_Problem to solve_
Copy out all lines that hold "with".

═════ Dataset records ═════

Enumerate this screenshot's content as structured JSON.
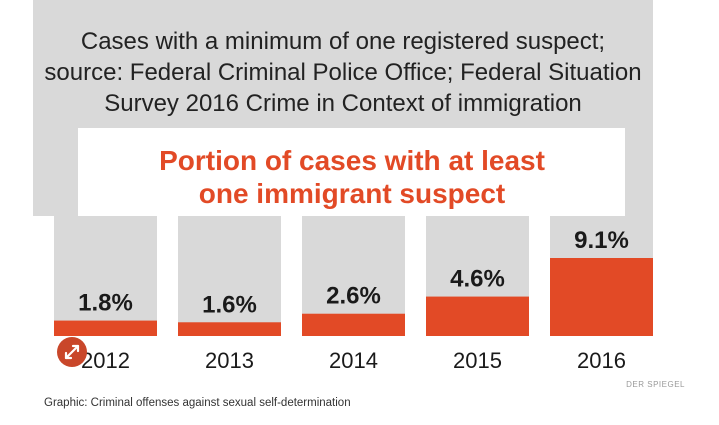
{
  "chart_data": {
    "type": "bar",
    "subtitle_lines": [
      "Cases with a minimum of one registered suspect;",
      "source: Federal Criminal Police Office; Federal Situation",
      "Survey 2016 Crime in Context of immigration"
    ],
    "title_lines": [
      "Portion of cases with at least",
      "one immigrant suspect"
    ],
    "categories": [
      "2012",
      "2013",
      "2014",
      "2015",
      "2016"
    ],
    "values": [
      1.8,
      1.6,
      2.6,
      4.6,
      9.1
    ],
    "value_labels": [
      "1.8%",
      "1.6%",
      "2.6%",
      "4.6%",
      "9.1%"
    ],
    "ylim": [
      0,
      14
    ],
    "unit": "%",
    "grid": false,
    "legend": "none",
    "colors": {
      "bar": "#e24a26",
      "panel": "#d9d9d9",
      "title": "#e24a26"
    }
  },
  "credit": "DER SPIEGEL",
  "caption": "Graphic: Criminal offenses against sexual self-determination",
  "icons": {
    "expand": "expand-arrows-icon"
  }
}
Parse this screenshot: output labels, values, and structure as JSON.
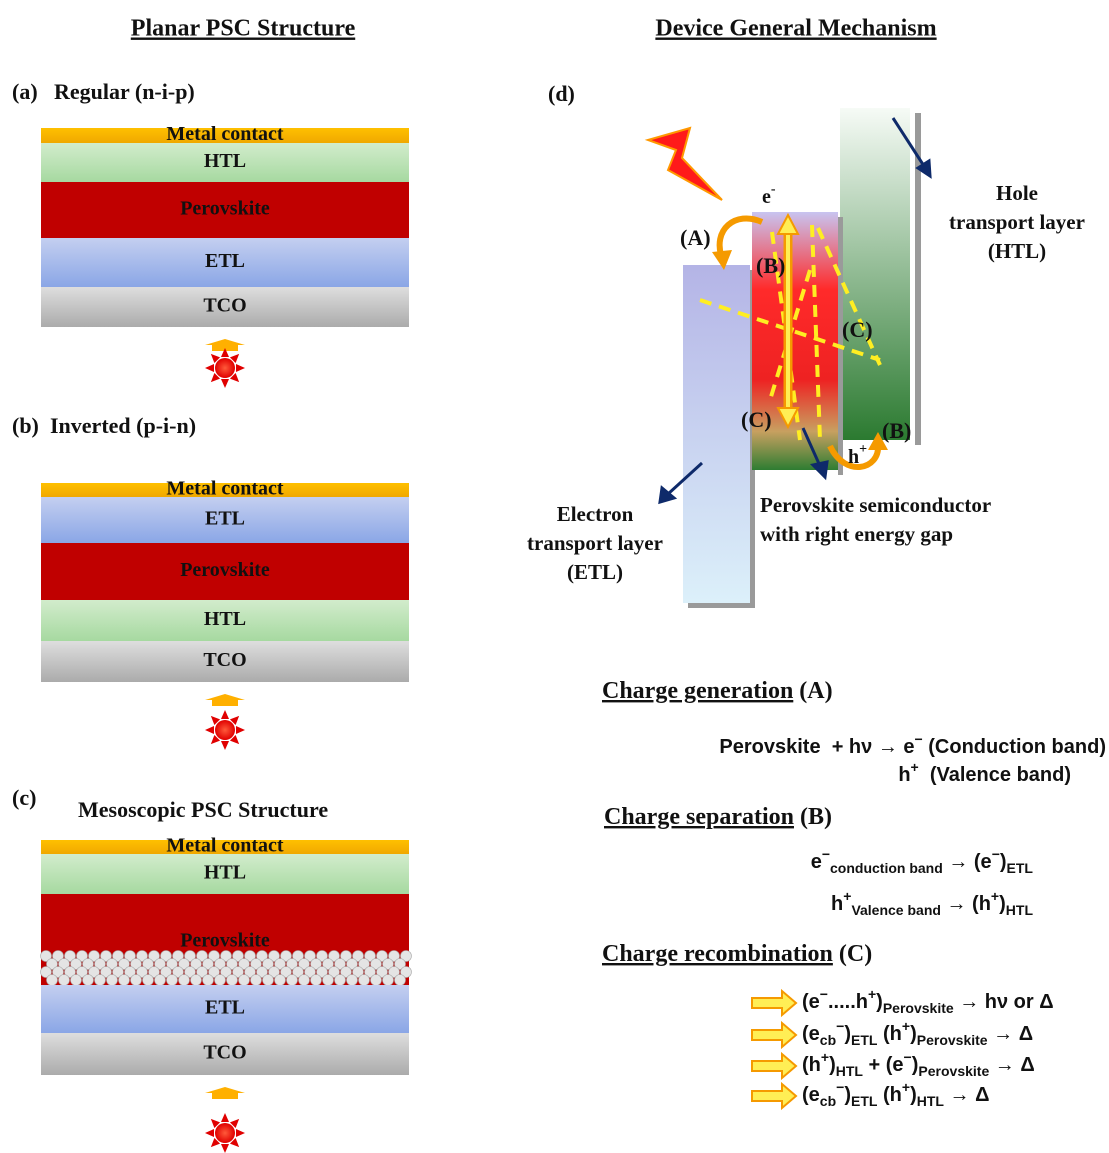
{
  "left": {
    "title": "Planar PSC Structure",
    "panels": [
      {
        "label": "(a)",
        "title": "Regular (n-i-p)",
        "layers": [
          "Metal contact",
          "HTL",
          "Perovskite",
          "ETL",
          "TCO"
        ]
      },
      {
        "label": "(b)",
        "title": "Inverted (p-i-n)",
        "layers": [
          "Metal contact",
          "ETL",
          "Perovskite",
          "HTL",
          "TCO"
        ]
      },
      {
        "label": "(c)",
        "title": "Mesoscopic PSC Structure",
        "layers": [
          "Metal contact",
          "HTL",
          "Perovskite",
          "ETL",
          "TCO"
        ]
      }
    ]
  },
  "right": {
    "title": "Device General Mechanism",
    "label": "(d)",
    "diagram": {
      "electron": [
        {
          "text": "e"
        },
        {
          "sup": "-"
        }
      ],
      "hole": [
        {
          "text": "h"
        },
        {
          "sup": "+"
        }
      ],
      "marks": [
        "(A)",
        "(B)",
        "(B)",
        "(C)",
        "(C)"
      ],
      "htl_label": [
        "Hole",
        "transport layer",
        "(HTL)"
      ],
      "etl_label": [
        "Electron",
        "transport layer",
        "(ETL)"
      ],
      "perovskite_label": [
        "Perovskite semiconductor",
        "with right energy gap"
      ]
    },
    "sections": [
      {
        "title": "Charge generation",
        "tag": "(A)",
        "equations": [
          [
            {
              "text": "Perovskite  + hν → e"
            },
            {
              "sup": "−"
            },
            {
              "text": " (Conduction band)"
            }
          ],
          [
            {
              "text": "h"
            },
            {
              "sup": "+"
            },
            {
              "text": "  (Valence band)"
            }
          ]
        ]
      },
      {
        "title": "Charge separation",
        "tag": "(B)",
        "equations": [
          [
            {
              "text": "e"
            },
            {
              "sup": "−"
            },
            {
              "sub": "conduction band"
            },
            {
              "text": " → (e"
            },
            {
              "sup": "−"
            },
            {
              "text": ")"
            },
            {
              "sub": "ETL"
            }
          ],
          [
            {
              "text": "h"
            },
            {
              "sup": "+"
            },
            {
              "sub": "Valence band"
            },
            {
              "text": " → (h"
            },
            {
              "sup": "+"
            },
            {
              "text": ")"
            },
            {
              "sub": "HTL"
            }
          ]
        ]
      },
      {
        "title": "Charge recombination",
        "tag": "(C)",
        "equations": [
          [
            {
              "text": "(e"
            },
            {
              "sup": "−"
            },
            {
              "text": ".....h"
            },
            {
              "sup": "+"
            },
            {
              "text": ")"
            },
            {
              "sub": "Perovskite"
            },
            {
              "text": " → hν or Δ"
            }
          ],
          [
            {
              "text": "(e"
            },
            {
              "sub": "cb"
            },
            {
              "sup": "−"
            },
            {
              "text": ")"
            },
            {
              "sub": "ETL"
            },
            {
              "text": " (h"
            },
            {
              "sup": "+"
            },
            {
              "text": ")"
            },
            {
              "sub": "Perovskite"
            },
            {
              "text": " → Δ"
            }
          ],
          [
            {
              "text": "(h"
            },
            {
              "sup": "+"
            },
            {
              "text": ")"
            },
            {
              "sub": "HTL"
            },
            {
              "text": " + (e"
            },
            {
              "sup": "−"
            },
            {
              "text": ")"
            },
            {
              "sub": "Perovskite"
            },
            {
              "text": " → Δ"
            }
          ],
          [
            {
              "text": "(e"
            },
            {
              "sub": "cb"
            },
            {
              "sup": "−"
            },
            {
              "text": ")"
            },
            {
              "sub": "ETL"
            },
            {
              "text": " (h"
            },
            {
              "sup": "+"
            },
            {
              "text": ")"
            },
            {
              "sub": "HTL"
            },
            {
              "text": " → Δ"
            }
          ]
        ]
      }
    ]
  }
}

═════

_Solution below_
      "Cases with a minimum of one registered suspect;",
      "Portion of cases with at least",
        "with right energy gap"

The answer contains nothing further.